Data items:
═══

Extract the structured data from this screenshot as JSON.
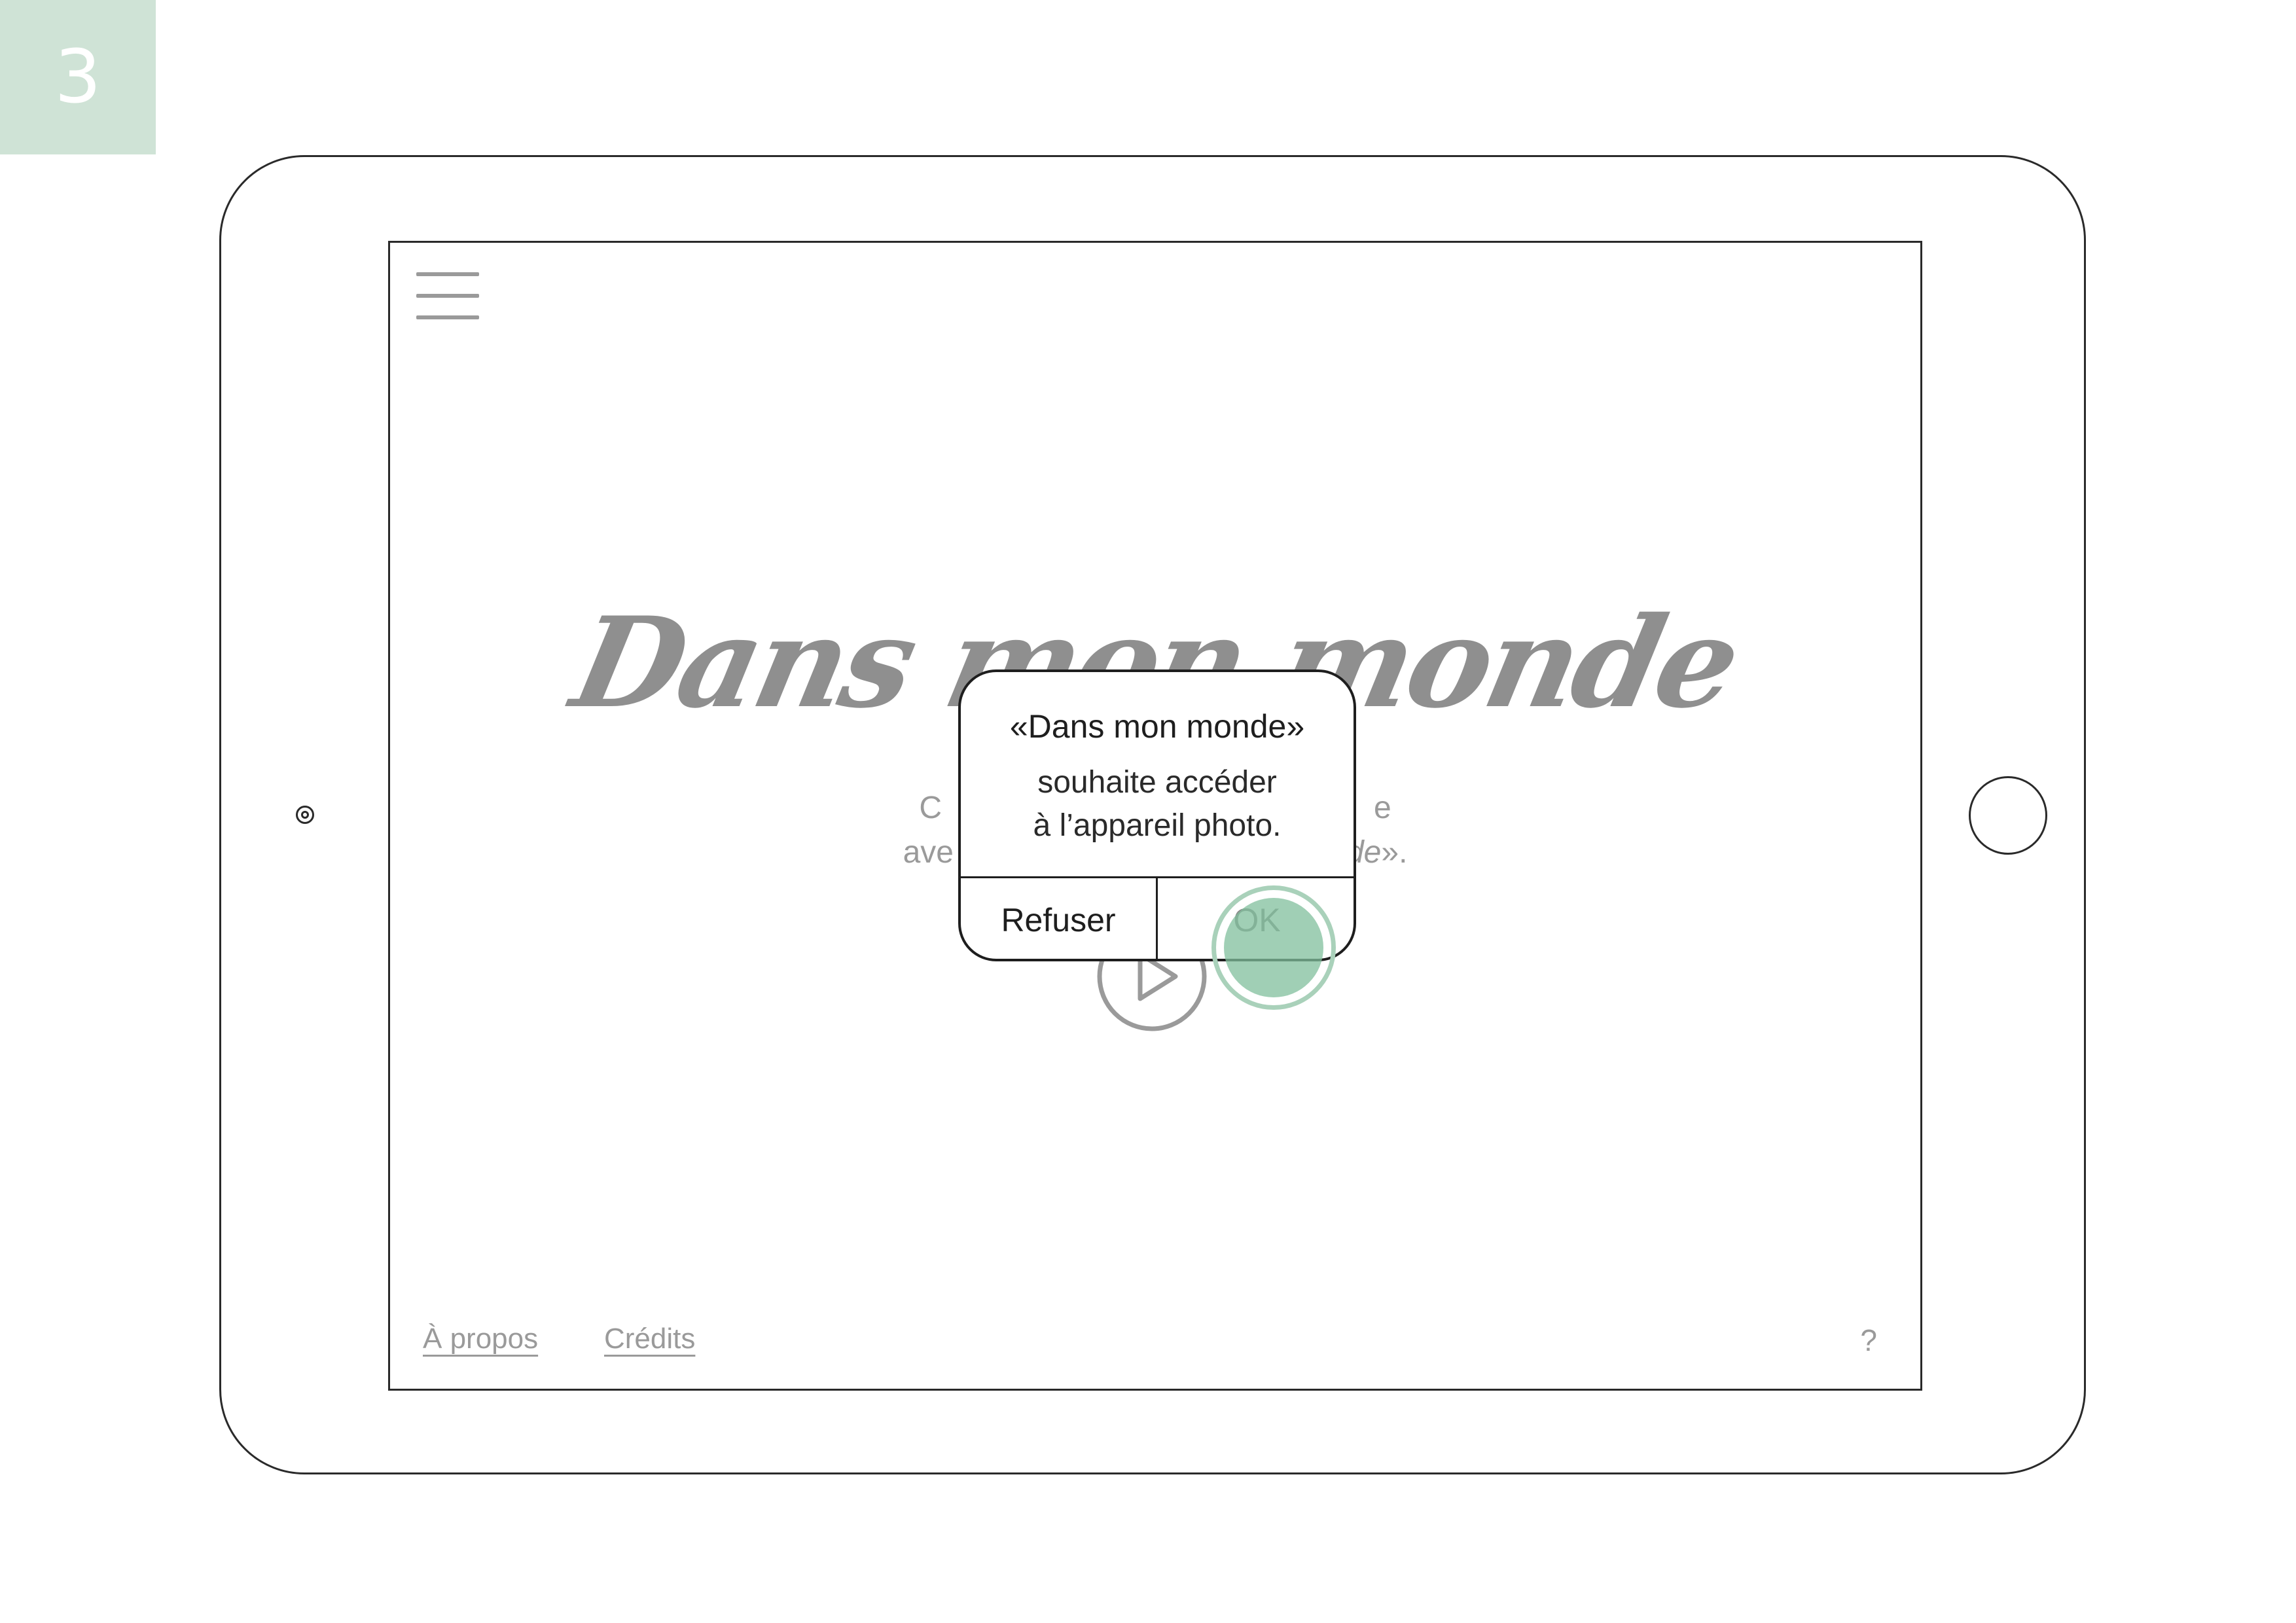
{
  "step": {
    "number": "3"
  },
  "screen": {
    "title": "Dans mon monde",
    "intro": {
      "line1_start": "C",
      "line1_end": "e",
      "line2_start": "ave",
      "line2_end_italic": "de",
      "line2_end": "»."
    },
    "footer": {
      "about_label": "À propos",
      "credits_label": "Crédits",
      "help_label": "?"
    }
  },
  "dialog": {
    "title": "«Dans mon monde»",
    "message_line1": "souhaite accéder",
    "message_line2": "à l’appareil photo.",
    "refuse_label": "Refuser",
    "ok_label": "OK"
  },
  "colors": {
    "accent": "#80bf9c",
    "badge": "#cfe3d6",
    "muted_text": "#9a9a9a",
    "outline": "#2a2a2a"
  },
  "icons": {
    "menu": "hamburger-icon",
    "play": "play-icon",
    "camera": "front-camera-icon",
    "tap": "touch-indicator-icon"
  }
}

═══

> WORK TO COMPLETE: Retype the whole listing exactly and leave the pictures out.

> FINISHED ANSWER:
Extract the structured data from this screenshot as JSON.
{
  "step": {
    "number": "3"
  },
  "screen": {
    "title": "Dans mon monde",
    "intro": {
      "line1_start": "C",
      "line1_end": "e",
      "line2_start": "ave",
      "line2_end_italic": "de",
      "line2_end": "»."
    },
    "footer": {
      "about_label": "À propos",
      "credits_label": "Crédits",
      "help_label": "?"
    }
  },
  "dialog": {
    "title": "«Dans mon monde»",
    "message_line1": "souhaite accéder",
    "message_line2": "à l’appareil photo.",
    "refuse_label": "Refuser",
    "ok_label": "OK"
  },
  "colors": {
    "accent": "#80bf9c",
    "badge": "#cfe3d6",
    "muted_text": "#9a9a9a",
    "outline": "#2a2a2a"
  },
  "icons": {
    "menu": "hamburger-icon",
    "play": "play-icon",
    "camera": "front-camera-icon",
    "tap": "touch-indicator-icon"
  }
}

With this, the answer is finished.